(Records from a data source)
▼▼▼

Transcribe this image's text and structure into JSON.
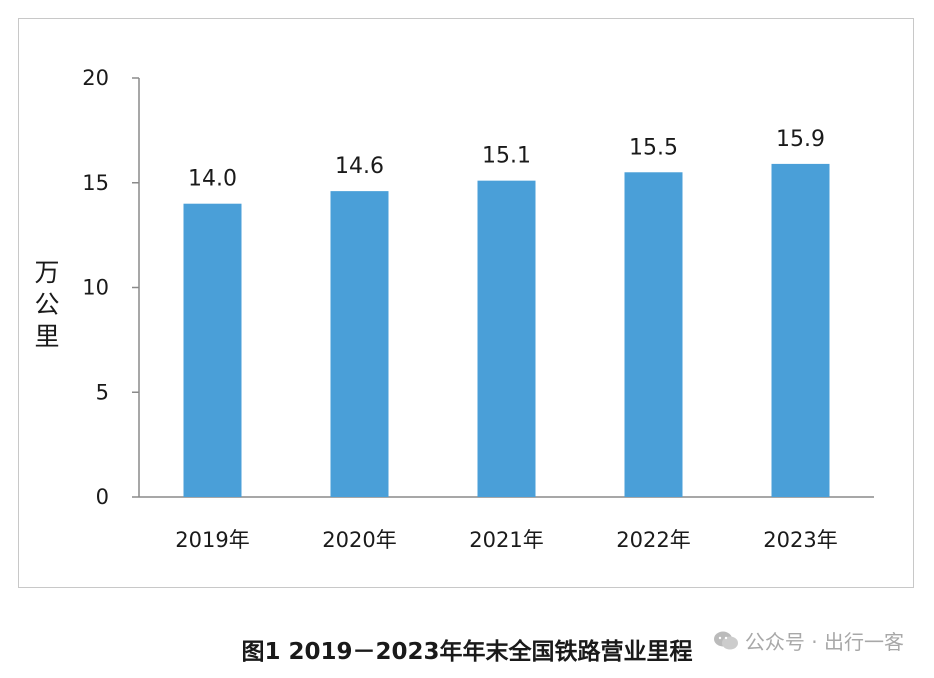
{
  "chart_data": {
    "type": "bar",
    "categories": [
      "2019年",
      "2020年",
      "2021年",
      "2022年",
      "2023年"
    ],
    "values": [
      14.0,
      14.6,
      15.1,
      15.5,
      15.9
    ],
    "data_labels": [
      "14.0",
      "14.6",
      "15.1",
      "15.5",
      "15.9"
    ],
    "ylabel": "万公里",
    "ylim": [
      0,
      20
    ],
    "yticks": [
      0,
      5,
      10,
      15,
      20
    ],
    "grid": false,
    "legend": "none",
    "bar_color": "#4a9fd8"
  },
  "caption": "图1  2019－2023年年末全国铁路营业里程",
  "watermark": {
    "text": "公众号 · 出行一客",
    "icon": "wechat-icon"
  }
}
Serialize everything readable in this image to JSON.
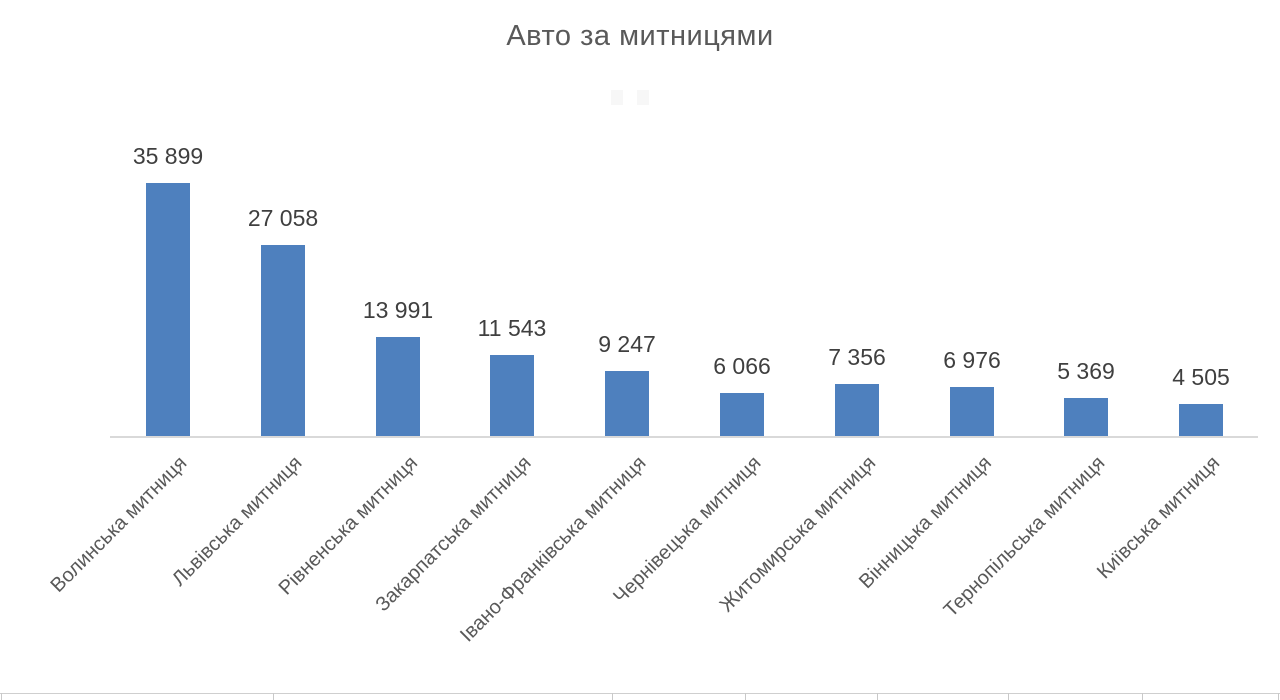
{
  "title": "Авто за митницями",
  "chart_data": {
    "type": "bar",
    "title": "Авто за митницями",
    "categories": [
      "Волинська митниця",
      "Львівська митниця",
      "Рівненська митниця",
      "Закарпатська митниця",
      "Івано-Франківська митниця",
      "Чернівецька митниця",
      "Житомирська митниця",
      "Вінницька митниця",
      "Тернопільська митниця",
      "Київська митниця"
    ],
    "values": [
      35899,
      27058,
      13991,
      11543,
      9247,
      6066,
      7356,
      6976,
      5369,
      4505
    ],
    "value_labels": [
      "35 899",
      "27 058",
      "13 991",
      "11 543",
      "9 247",
      "6 066",
      "7 356",
      "6 976",
      "5 369",
      "4 505"
    ],
    "xlabel": "",
    "ylabel": "",
    "ylim": [
      0,
      36000
    ],
    "grid": false,
    "legend": false,
    "bar_color": "#4e80be",
    "value_label_color": "#3f3f3f",
    "category_label_color": "#595959",
    "title_color": "#595959",
    "axis_line_color": "#d9d9d9"
  }
}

▲▲▲

→ **Problem requirements**
Make an exact copy of only those lines that run from the line with "Serialize everything readable" through the end of the records, excluding pictures.

→ **Response to this task**
Serialize everything readable in this image to JSON.
{
  "title": "Авто за митницями",
  "chart_data": {
    "type": "bar",
    "title": "Авто за митницями",
    "categories": [
      "Волинська митниця",
      "Львівська митниця",
      "Рівненська митниця",
      "Закарпатська митниця",
      "Івано-Франківська митниця",
      "Чернівецька митниця",
      "Житомирська митниця",
      "Вінницька митниця",
      "Тернопільська митниця",
      "Київська митниця"
    ],
    "values": [
      35899,
      27058,
      13991,
      11543,
      9247,
      6066,
      7356,
      6976,
      5369,
      4505
    ],
    "value_labels": [
      "35 899",
      "27 058",
      "13 991",
      "11 543",
      "9 247",
      "6 066",
      "7 356",
      "6 976",
      "5 369",
      "4 505"
    ],
    "xlabel": "",
    "ylabel": "",
    "ylim": [
      0,
      36000
    ],
    "grid": false,
    "legend": false,
    "bar_color": "#4e80be",
    "value_label_color": "#3f3f3f",
    "category_label_color": "#595959",
    "title_color": "#595959",
    "axis_line_color": "#d9d9d9"
  }
}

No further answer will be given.